++++ Stored data
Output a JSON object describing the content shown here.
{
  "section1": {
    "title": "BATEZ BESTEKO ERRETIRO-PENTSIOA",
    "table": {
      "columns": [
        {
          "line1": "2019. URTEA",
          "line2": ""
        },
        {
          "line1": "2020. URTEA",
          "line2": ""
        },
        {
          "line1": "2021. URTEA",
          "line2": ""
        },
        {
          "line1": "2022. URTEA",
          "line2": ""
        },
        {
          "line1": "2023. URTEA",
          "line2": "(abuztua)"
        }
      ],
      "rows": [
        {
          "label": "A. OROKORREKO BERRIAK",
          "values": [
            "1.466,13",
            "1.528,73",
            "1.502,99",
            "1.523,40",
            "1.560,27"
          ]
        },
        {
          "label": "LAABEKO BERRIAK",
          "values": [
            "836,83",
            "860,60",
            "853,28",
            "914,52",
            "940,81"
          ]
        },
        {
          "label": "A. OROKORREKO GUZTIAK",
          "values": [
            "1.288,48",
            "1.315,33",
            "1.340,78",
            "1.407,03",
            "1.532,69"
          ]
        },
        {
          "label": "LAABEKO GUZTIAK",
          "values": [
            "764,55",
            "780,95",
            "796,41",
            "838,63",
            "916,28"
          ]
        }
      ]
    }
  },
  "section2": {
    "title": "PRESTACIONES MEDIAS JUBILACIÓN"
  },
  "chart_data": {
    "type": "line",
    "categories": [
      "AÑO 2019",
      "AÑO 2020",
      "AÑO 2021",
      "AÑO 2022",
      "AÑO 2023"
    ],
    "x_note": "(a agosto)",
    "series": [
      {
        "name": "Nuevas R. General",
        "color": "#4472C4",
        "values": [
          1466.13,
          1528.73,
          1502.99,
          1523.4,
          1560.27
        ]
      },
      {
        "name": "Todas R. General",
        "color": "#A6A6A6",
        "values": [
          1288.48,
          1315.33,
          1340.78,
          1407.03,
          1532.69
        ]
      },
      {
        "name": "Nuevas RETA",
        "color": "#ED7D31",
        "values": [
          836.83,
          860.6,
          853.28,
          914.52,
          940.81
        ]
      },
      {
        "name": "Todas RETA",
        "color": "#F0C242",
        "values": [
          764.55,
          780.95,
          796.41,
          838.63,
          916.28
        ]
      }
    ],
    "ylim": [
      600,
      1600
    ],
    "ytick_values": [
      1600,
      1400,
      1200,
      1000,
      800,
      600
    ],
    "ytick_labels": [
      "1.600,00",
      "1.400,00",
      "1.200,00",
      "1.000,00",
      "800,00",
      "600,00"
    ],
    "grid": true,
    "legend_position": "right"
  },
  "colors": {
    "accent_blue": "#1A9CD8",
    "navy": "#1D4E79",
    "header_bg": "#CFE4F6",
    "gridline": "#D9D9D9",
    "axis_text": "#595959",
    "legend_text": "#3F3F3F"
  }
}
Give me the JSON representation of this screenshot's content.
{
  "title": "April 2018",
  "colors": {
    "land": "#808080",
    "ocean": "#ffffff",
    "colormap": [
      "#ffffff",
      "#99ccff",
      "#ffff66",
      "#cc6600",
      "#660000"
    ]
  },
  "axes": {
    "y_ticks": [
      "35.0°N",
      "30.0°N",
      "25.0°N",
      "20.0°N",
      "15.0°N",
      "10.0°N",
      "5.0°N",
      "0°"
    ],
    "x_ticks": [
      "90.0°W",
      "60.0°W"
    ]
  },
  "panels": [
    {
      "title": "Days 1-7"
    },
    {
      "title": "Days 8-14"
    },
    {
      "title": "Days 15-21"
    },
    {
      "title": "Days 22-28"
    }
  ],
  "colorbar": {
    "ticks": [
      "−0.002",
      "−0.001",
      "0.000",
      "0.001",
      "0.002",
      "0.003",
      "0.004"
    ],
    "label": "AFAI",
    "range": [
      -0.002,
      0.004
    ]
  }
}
++++++++
What is expected => Report how many lines of the listing hold the string "name", giving only the number.

The solution => 4